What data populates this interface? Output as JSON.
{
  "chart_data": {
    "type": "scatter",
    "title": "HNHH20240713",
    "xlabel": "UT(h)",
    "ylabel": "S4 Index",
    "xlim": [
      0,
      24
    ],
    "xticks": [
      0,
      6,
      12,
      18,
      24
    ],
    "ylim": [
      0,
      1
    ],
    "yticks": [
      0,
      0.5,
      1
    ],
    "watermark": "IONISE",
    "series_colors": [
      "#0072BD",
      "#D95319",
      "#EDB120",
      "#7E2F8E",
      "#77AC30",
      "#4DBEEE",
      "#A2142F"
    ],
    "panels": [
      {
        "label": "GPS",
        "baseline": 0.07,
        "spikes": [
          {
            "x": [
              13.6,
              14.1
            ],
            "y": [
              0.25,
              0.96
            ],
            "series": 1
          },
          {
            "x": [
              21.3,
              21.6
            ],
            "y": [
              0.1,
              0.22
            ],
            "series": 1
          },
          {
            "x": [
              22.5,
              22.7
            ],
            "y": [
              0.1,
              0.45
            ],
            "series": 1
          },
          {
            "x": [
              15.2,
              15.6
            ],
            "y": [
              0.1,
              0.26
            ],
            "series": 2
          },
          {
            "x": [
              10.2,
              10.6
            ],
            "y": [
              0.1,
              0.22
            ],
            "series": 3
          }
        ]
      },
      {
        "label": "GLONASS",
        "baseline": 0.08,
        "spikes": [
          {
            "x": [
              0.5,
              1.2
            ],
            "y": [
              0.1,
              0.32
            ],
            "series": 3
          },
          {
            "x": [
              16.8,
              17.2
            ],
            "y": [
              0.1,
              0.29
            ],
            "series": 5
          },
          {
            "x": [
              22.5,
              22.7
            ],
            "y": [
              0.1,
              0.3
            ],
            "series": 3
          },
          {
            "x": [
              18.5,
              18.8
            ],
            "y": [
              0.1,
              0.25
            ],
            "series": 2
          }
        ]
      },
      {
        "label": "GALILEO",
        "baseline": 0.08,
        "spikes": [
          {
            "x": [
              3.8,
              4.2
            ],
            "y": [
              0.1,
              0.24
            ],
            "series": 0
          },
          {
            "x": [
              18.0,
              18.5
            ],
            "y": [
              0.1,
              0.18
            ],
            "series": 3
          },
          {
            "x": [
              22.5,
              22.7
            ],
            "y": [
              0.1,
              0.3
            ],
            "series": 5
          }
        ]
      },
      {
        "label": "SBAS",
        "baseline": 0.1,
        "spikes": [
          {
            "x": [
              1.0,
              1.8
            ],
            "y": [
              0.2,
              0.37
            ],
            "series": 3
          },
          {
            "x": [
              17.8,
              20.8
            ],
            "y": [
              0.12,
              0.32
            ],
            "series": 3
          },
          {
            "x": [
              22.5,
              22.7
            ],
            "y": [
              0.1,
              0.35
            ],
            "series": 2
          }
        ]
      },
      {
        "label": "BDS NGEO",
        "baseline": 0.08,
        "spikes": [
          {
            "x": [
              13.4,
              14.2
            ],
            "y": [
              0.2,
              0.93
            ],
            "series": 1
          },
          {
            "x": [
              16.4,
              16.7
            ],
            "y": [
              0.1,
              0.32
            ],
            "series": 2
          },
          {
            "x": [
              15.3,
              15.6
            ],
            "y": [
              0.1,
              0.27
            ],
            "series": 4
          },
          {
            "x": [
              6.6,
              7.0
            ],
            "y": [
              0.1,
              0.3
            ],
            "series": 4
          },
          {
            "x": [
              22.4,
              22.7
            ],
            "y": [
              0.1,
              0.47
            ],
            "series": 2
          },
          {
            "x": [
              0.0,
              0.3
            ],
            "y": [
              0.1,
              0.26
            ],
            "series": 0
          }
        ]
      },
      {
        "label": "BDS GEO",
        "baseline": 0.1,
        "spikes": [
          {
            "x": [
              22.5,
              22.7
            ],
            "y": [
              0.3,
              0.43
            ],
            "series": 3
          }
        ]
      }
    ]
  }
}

_What is required_
Exactly reproduce the material above.

_Output of the exercise_
What data populates this interface? Output as JSON.
{
  "chart_data": {
    "type": "scatter",
    "title": "HNHH20240713",
    "xlabel": "UT(h)",
    "ylabel": "S4 Index",
    "xlim": [
      0,
      24
    ],
    "xticks": [
      0,
      6,
      12,
      18,
      24
    ],
    "ylim": [
      0,
      1
    ],
    "yticks": [
      0,
      0.5,
      1
    ],
    "watermark": "IONISE",
    "series_colors": [
      "#0072BD",
      "#D95319",
      "#EDB120",
      "#7E2F8E",
      "#77AC30",
      "#4DBEEE",
      "#A2142F"
    ],
    "panels": [
      {
        "label": "GPS",
        "baseline": 0.07,
        "spikes": [
          {
            "x": [
              13.6,
              14.1
            ],
            "y": [
              0.25,
              0.96
            ],
            "series": 1
          },
          {
            "x": [
              21.3,
              21.6
            ],
            "y": [
              0.1,
              0.22
            ],
            "series": 1
          },
          {
            "x": [
              22.5,
              22.7
            ],
            "y": [
              0.1,
              0.45
            ],
            "series": 1
          },
          {
            "x": [
              15.2,
              15.6
            ],
            "y": [
              0.1,
              0.26
            ],
            "series": 2
          },
          {
            "x": [
              10.2,
              10.6
            ],
            "y": [
              0.1,
              0.22
            ],
            "series": 3
          }
        ]
      },
      {
        "label": "GLONASS",
        "baseline": 0.08,
        "spikes": [
          {
            "x": [
              0.5,
              1.2
            ],
            "y": [
              0.1,
              0.32
            ],
            "series": 3
          },
          {
            "x": [
              16.8,
              17.2
            ],
            "y": [
              0.1,
              0.29
            ],
            "series": 5
          },
          {
            "x": [
              22.5,
              22.7
            ],
            "y": [
              0.1,
              0.3
            ],
            "series": 3
          },
          {
            "x": [
              18.5,
              18.8
            ],
            "y": [
              0.1,
              0.25
            ],
            "series": 2
          }
        ]
      },
      {
        "label": "GALILEO",
        "baseline": 0.08,
        "spikes": [
          {
            "x": [
              3.8,
              4.2
            ],
            "y": [
              0.1,
              0.24
            ],
            "series": 0
          },
          {
            "x": [
              18.0,
              18.5
            ],
            "y": [
              0.1,
              0.18
            ],
            "series": 3
          },
          {
            "x": [
              22.5,
              22.7
            ],
            "y": [
              0.1,
              0.3
            ],
            "series": 5
          }
        ]
      },
      {
        "label": "SBAS",
        "baseline": 0.1,
        "spikes": [
          {
            "x": [
              1.0,
              1.8
            ],
            "y": [
              0.2,
              0.37
            ],
            "series": 3
          },
          {
            "x": [
              17.8,
              20.8
            ],
            "y": [
              0.12,
              0.32
            ],
            "series": 3
          },
          {
            "x": [
              22.5,
              22.7
            ],
            "y": [
              0.1,
              0.35
            ],
            "series": 2
          }
        ]
      },
      {
        "label": "BDS NGEO",
        "baseline": 0.08,
        "spikes": [
          {
            "x": [
              13.4,
              14.2
            ],
            "y": [
              0.2,
              0.93
            ],
            "series": 1
          },
          {
            "x": [
              16.4,
              16.7
            ],
            "y": [
              0.1,
              0.32
            ],
            "series": 2
          },
          {
            "x": [
              15.3,
              15.6
            ],
            "y": [
              0.1,
              0.27
            ],
            "series": 4
          },
          {
            "x": [
              6.6,
              7.0
            ],
            "y": [
              0.1,
              0.3
            ],
            "series": 4
          },
          {
            "x": [
              22.4,
              22.7
            ],
            "y": [
              0.1,
              0.47
            ],
            "series": 2
          },
          {
            "x": [
              0.0,
              0.3
            ],
            "y": [
              0.1,
              0.26
            ],
            "series": 0
          }
        ]
      },
      {
        "label": "BDS GEO",
        "baseline": 0.1,
        "spikes": [
          {
            "x": [
              22.5,
              22.7
            ],
            "y": [
              0.3,
              0.43
            ],
            "series": 3
          }
        ]
      }
    ]
  }
}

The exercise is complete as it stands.